Source records:
════════════════════

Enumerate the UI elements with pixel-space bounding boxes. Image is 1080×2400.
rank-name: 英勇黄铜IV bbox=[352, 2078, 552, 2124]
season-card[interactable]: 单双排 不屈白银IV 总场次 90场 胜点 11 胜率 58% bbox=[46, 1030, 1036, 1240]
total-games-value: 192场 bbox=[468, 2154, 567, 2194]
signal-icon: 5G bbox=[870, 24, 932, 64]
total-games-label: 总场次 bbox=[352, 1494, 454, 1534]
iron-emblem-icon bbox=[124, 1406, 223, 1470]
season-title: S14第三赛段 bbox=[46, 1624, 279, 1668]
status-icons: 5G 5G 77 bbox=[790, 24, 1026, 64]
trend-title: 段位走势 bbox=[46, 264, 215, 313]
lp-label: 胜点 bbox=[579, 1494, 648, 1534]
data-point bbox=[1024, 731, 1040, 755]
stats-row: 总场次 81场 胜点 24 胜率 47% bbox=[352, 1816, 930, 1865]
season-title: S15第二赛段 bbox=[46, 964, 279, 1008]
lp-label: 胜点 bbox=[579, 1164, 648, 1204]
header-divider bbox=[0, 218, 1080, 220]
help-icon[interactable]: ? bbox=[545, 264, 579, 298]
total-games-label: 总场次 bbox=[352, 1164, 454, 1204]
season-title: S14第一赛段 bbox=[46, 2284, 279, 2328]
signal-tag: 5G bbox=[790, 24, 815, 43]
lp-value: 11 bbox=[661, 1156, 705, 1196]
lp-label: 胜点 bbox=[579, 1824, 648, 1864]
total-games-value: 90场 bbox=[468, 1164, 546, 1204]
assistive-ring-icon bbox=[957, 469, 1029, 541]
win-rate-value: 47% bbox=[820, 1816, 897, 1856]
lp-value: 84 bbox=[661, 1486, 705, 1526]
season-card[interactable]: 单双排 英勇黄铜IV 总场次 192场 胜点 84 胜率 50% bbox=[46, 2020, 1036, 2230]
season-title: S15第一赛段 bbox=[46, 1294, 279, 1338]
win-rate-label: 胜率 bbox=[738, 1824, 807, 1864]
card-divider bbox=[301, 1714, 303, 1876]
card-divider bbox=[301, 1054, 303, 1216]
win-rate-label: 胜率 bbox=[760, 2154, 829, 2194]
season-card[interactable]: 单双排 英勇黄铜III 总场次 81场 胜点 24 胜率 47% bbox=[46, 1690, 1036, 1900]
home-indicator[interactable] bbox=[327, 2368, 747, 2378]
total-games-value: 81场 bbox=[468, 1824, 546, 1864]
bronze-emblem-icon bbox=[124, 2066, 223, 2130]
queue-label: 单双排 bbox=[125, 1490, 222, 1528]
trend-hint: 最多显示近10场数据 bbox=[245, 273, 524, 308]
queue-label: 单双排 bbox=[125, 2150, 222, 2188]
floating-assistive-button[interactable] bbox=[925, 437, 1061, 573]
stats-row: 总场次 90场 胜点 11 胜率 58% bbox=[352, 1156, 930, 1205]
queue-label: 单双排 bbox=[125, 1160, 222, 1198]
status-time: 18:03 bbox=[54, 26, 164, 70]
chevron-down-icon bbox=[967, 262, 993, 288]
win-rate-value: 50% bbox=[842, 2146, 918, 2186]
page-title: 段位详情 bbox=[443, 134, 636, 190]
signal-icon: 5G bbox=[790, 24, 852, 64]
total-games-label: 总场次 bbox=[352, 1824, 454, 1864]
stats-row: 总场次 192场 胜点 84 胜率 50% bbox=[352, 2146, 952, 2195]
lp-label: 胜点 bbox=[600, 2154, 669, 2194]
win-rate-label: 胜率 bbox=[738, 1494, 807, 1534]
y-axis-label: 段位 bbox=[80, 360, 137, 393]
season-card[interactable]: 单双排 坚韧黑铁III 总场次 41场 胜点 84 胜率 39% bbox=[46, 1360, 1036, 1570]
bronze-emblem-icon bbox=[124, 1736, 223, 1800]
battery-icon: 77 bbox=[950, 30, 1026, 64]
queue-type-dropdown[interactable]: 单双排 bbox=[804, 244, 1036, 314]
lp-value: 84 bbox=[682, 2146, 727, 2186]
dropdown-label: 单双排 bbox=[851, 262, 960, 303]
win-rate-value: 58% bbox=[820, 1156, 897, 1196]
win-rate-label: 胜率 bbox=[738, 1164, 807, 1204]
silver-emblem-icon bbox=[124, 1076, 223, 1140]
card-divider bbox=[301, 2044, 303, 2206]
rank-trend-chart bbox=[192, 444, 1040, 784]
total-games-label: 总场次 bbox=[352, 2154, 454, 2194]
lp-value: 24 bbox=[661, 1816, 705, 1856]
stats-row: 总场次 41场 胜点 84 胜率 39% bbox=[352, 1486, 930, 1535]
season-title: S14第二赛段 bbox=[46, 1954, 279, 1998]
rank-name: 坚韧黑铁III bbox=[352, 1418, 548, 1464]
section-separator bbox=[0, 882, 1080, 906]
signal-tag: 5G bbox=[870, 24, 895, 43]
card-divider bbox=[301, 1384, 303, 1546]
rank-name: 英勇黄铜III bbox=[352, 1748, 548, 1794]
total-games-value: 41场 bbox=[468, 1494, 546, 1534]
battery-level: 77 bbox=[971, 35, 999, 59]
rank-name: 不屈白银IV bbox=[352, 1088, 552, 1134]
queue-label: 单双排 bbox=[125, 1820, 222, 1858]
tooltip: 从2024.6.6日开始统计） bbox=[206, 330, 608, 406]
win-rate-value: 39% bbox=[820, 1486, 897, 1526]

════════════════════

What you have to do: Copy out every row in Block 1 verbatim, in its original order.

Response to the task:
Enumerate the UI elements with pixel-space bounding boxes. Image is 1080×2400.
rank-name: 英勇黄铜IV bbox=[352, 2078, 552, 2124]
season-card[interactable]: 单双排 不屈白银IV 总场次 90场 胜点 11 胜率 58% bbox=[46, 1030, 1036, 1240]
total-games-value: 192场 bbox=[468, 2154, 567, 2194]
signal-icon: 5G bbox=[870, 24, 932, 64]
total-games-label: 总场次 bbox=[352, 1494, 454, 1534]
iron-emblem-icon bbox=[124, 1406, 223, 1470]
season-title: S14第三赛段 bbox=[46, 1624, 279, 1668]
status-icons: 5G 5G 77 bbox=[790, 24, 1026, 64]
trend-title: 段位走势 bbox=[46, 264, 215, 313]
lp-label: 胜点 bbox=[579, 1494, 648, 1534]
data-point bbox=[1024, 731, 1040, 755]
stats-row: 总场次 81场 胜点 24 胜率 47% bbox=[352, 1816, 930, 1865]
season-title: S15第二赛段 bbox=[46, 964, 279, 1008]
lp-label: 胜点 bbox=[579, 1164, 648, 1204]
header-divider bbox=[0, 218, 1080, 220]
help-icon[interactable]: ? bbox=[545, 264, 579, 298]
total-games-label: 总场次 bbox=[352, 1164, 454, 1204]
season-title: S14第一赛段 bbox=[46, 2284, 279, 2328]
signal-tag: 5G bbox=[790, 24, 815, 43]
lp-value: 11 bbox=[661, 1156, 705, 1196]
lp-label: 胜点 bbox=[579, 1824, 648, 1864]
total-games-value: 90场 bbox=[468, 1164, 546, 1204]
assistive-ring-icon bbox=[957, 469, 1029, 541]
win-rate-value: 47% bbox=[820, 1816, 897, 1856]
lp-value: 84 bbox=[661, 1486, 705, 1526]
season-card[interactable]: 单双排 英勇黄铜IV 总场次 192场 胜点 84 胜率 50% bbox=[46, 2020, 1036, 2230]
season-title: S15第一赛段 bbox=[46, 1294, 279, 1338]
win-rate-label: 胜率 bbox=[738, 1824, 807, 1864]
card-divider bbox=[301, 1714, 303, 1876]
card-divider bbox=[301, 1054, 303, 1216]
win-rate-label: 胜率 bbox=[760, 2154, 829, 2194]
season-card[interactable]: 单双排 英勇黄铜III 总场次 81场 胜点 24 胜率 47% bbox=[46, 1690, 1036, 1900]
home-indicator[interactable] bbox=[327, 2368, 747, 2378]
total-games-value: 81场 bbox=[468, 1824, 546, 1864]
bronze-emblem-icon bbox=[124, 2066, 223, 2130]
queue-label: 单双排 bbox=[125, 1490, 222, 1528]
trend-hint: 最多显示近10场数据 bbox=[245, 273, 524, 308]
queue-label: 单双排 bbox=[125, 2150, 222, 2188]
floating-assistive-button[interactable] bbox=[925, 437, 1061, 573]
stats-row: 总场次 90场 胜点 11 胜率 58% bbox=[352, 1156, 930, 1205]
queue-label: 单双排 bbox=[125, 1160, 222, 1198]
status-time: 18:03 bbox=[54, 26, 164, 70]
chevron-down-icon bbox=[967, 262, 993, 288]
win-rate-value: 50% bbox=[842, 2146, 918, 2186]
page-title: 段位详情 bbox=[443, 134, 636, 190]
signal-icon: 5G bbox=[790, 24, 852, 64]
total-games-label: 总场次 bbox=[352, 1824, 454, 1864]
stats-row: 总场次 192场 胜点 84 胜率 50% bbox=[352, 2146, 952, 2195]
lp-label: 胜点 bbox=[600, 2154, 669, 2194]
win-rate-label: 胜率 bbox=[738, 1494, 807, 1534]
y-axis-label: 段位 bbox=[80, 360, 137, 393]
season-card[interactable]: 单双排 坚韧黑铁III 总场次 41场 胜点 84 胜率 39% bbox=[46, 1360, 1036, 1570]
bronze-emblem-icon bbox=[124, 1736, 223, 1800]
battery-icon: 77 bbox=[950, 30, 1026, 64]
queue-type-dropdown[interactable]: 单双排 bbox=[804, 244, 1036, 314]
lp-value: 84 bbox=[682, 2146, 727, 2186]
dropdown-label: 单双排 bbox=[851, 262, 960, 303]
win-rate-value: 58% bbox=[820, 1156, 897, 1196]
win-rate-label: 胜率 bbox=[738, 1164, 807, 1204]
silver-emblem-icon bbox=[124, 1076, 223, 1140]
card-divider bbox=[301, 2044, 303, 2206]
rank-trend-chart bbox=[192, 444, 1040, 784]
total-games-label: 总场次 bbox=[352, 2154, 454, 2194]
lp-value: 24 bbox=[661, 1816, 705, 1856]
stats-row: 总场次 41场 胜点 84 胜率 39% bbox=[352, 1486, 930, 1535]
season-title: S14第二赛段 bbox=[46, 1954, 279, 1998]
rank-name: 坚韧黑铁III bbox=[352, 1418, 548, 1464]
section-separator bbox=[0, 882, 1080, 906]
signal-tag: 5G bbox=[870, 24, 895, 43]
card-divider bbox=[301, 1384, 303, 1546]
rank-name: 英勇黄铜III bbox=[352, 1748, 548, 1794]
total-games-value: 41场 bbox=[468, 1494, 546, 1534]
battery-level: 77 bbox=[971, 35, 999, 59]
rank-name: 不屈白银IV bbox=[352, 1088, 552, 1134]
queue-label: 单双排 bbox=[125, 1820, 222, 1858]
tooltip: 从2024.6.6日开始统计） bbox=[206, 330, 608, 406]
win-rate-value: 39% bbox=[820, 1486, 897, 1526]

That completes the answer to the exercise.